Description of the task — Quote every line as given.

━━ The records

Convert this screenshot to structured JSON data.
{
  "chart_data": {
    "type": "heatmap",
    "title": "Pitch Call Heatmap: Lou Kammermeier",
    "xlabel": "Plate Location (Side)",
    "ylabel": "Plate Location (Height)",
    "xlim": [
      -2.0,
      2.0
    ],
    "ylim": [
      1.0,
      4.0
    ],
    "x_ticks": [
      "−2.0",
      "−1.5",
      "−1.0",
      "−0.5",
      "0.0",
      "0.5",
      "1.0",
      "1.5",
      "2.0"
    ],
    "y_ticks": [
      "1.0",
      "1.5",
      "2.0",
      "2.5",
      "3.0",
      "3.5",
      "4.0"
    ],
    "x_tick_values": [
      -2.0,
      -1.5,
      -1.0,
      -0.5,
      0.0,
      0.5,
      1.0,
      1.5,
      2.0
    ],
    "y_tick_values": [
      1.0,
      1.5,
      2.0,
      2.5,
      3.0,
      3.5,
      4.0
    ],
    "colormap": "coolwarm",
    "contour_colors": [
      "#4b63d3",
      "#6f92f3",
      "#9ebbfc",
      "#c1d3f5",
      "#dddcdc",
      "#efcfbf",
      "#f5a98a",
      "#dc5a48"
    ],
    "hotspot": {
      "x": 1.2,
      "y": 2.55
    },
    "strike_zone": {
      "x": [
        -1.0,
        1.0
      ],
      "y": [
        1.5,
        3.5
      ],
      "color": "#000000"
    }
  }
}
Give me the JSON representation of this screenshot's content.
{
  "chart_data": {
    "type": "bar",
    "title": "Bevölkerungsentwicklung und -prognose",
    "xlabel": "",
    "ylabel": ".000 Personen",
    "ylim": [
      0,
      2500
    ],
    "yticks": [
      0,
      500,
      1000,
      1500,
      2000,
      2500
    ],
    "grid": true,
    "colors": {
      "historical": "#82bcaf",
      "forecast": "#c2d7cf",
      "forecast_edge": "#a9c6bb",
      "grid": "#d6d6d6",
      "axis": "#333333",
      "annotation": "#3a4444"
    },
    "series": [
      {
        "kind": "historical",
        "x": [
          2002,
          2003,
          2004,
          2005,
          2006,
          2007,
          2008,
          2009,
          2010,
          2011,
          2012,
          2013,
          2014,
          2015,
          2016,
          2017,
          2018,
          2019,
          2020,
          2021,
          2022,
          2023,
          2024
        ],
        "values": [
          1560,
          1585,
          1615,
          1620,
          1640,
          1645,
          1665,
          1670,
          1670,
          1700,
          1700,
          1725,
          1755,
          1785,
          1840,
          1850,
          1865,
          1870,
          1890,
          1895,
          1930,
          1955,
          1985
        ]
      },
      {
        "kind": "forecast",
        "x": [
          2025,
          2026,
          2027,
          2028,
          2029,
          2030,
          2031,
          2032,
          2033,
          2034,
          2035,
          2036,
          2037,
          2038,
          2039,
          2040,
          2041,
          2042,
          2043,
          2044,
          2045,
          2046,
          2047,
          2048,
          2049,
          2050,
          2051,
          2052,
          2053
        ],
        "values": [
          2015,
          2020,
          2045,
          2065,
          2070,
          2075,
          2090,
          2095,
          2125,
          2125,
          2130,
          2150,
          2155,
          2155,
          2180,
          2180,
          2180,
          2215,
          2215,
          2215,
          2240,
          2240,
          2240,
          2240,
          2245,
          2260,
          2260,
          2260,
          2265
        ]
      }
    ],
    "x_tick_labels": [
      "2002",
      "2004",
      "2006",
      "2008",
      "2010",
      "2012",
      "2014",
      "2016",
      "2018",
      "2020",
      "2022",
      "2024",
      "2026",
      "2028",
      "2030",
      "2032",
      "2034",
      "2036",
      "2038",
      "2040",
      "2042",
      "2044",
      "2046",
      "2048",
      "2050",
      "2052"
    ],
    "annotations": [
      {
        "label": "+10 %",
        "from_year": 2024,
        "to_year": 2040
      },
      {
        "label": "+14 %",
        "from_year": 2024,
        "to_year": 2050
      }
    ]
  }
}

━━━━

Answer in full —
Convert this screenshot to structured JSON data.
{
  "chart_data": {
    "type": "heatmap",
    "title": "Pitch Call Heatmap: Lou Kammermeier",
    "xlabel": "Plate Location (Side)",
    "ylabel": "Plate Location (Height)",
    "xlim": [
      -2.0,
      2.0
    ],
    "ylim": [
      1.0,
      4.0
    ],
    "x_ticks": [
      "−2.0",
      "−1.5",
      "−1.0",
      "−0.5",
      "0.0",
      "0.5",
      "1.0",
      "1.5",
      "2.0"
    ],
    "y_ticks": [
      "1.0",
      "1.5",
      "2.0",
      "2.5",
      "3.0",
      "3.5",
      "4.0"
    ],
    "x_tick_values": [
      -2.0,
      -1.5,
      -1.0,
      -0.5,
      0.0,
      0.5,
      1.0,
      1.5,
      2.0
    ],
    "y_tick_values": [
      1.0,
      1.5,
      2.0,
      2.5,
      3.0,
      3.5,
      4.0
    ],
    "colormap": "coolwarm",
    "contour_colors": [
      "#4b63d3",
      "#6f92f3",
      "#9ebbfc",
      "#c1d3f5",
      "#dddcdc",
      "#efcfbf",
      "#f5a98a",
      "#dc5a48"
    ],
    "hotspot": {
      "x": 1.2,
      "y": 2.55
    },
    "strike_zone": {
      "x": [
        -1.0,
        1.0
      ],
      "y": [
        1.5,
        3.5
      ],
      "color": "#000000"
    }
  }
}
Give me the JSON representation of this screenshot's content.
{
  "chart_data": {
    "type": "bar",
    "title": "Bevölkerungsentwicklung und -prognose",
    "xlabel": "",
    "ylabel": ".000 Personen",
    "ylim": [
      0,
      2500
    ],
    "yticks": [
      0,
      500,
      1000,
      1500,
      2000,
      2500
    ],
    "grid": true,
    "colors": {
      "historical": "#82bcaf",
      "forecast": "#c2d7cf",
      "forecast_edge": "#a9c6bb",
      "grid": "#d6d6d6",
      "axis": "#333333",
      "annotation": "#3a4444"
    },
    "series": [
      {
        "kind": "historical",
        "x": [
          2002,
          2003,
          2004,
          2005,
          2006,
          2007,
          2008,
          2009,
          2010,
          2011,
          2012,
          2013,
          2014,
          2015,
          2016,
          2017,
          2018,
          2019,
          2020,
          2021,
          2022,
          2023,
          2024
        ],
        "values": [
          1560,
          1585,
          1615,
          1620,
          1640,
          1645,
          1665,
          1670,
          1670,
          1700,
          1700,
          1725,
          1755,
          1785,
          1840,
          1850,
          1865,
          1870,
          1890,
          1895,
          1930,
          1955,
          1985
        ]
      },
      {
        "kind": "forecast",
        "x": [
          2025,
          2026,
          2027,
          2028,
          2029,
          2030,
          2031,
          2032,
          2033,
          2034,
          2035,
          2036,
          2037,
          2038,
          2039,
          2040,
          2041,
          2042,
          2043,
          2044,
          2045,
          2046,
          2047,
          2048,
          2049,
          2050,
          2051,
          2052,
          2053
        ],
        "values": [
          2015,
          2020,
          2045,
          2065,
          2070,
          2075,
          2090,
          2095,
          2125,
          2125,
          2130,
          2150,
          2155,
          2155,
          2180,
          2180,
          2180,
          2215,
          2215,
          2215,
          2240,
          2240,
          2240,
          2240,
          2245,
          2260,
          2260,
          2260,
          2265
        ]
      }
    ],
    "x_tick_labels": [
      "2002",
      "2004",
      "2006",
      "2008",
      "2010",
      "2012",
      "2014",
      "2016",
      "2018",
      "2020",
      "2022",
      "2024",
      "2026",
      "2028",
      "2030",
      "2032",
      "2034",
      "2036",
      "2038",
      "2040",
      "2042",
      "2044",
      "2046",
      "2048",
      "2050",
      "2052"
    ],
    "annotations": [
      {
        "label": "+10 %",
        "from_year": 2024,
        "to_year": 2040
      },
      {
        "label": "+14 %",
        "from_year": 2024,
        "to_year": 2050
      }
    ]
  }
}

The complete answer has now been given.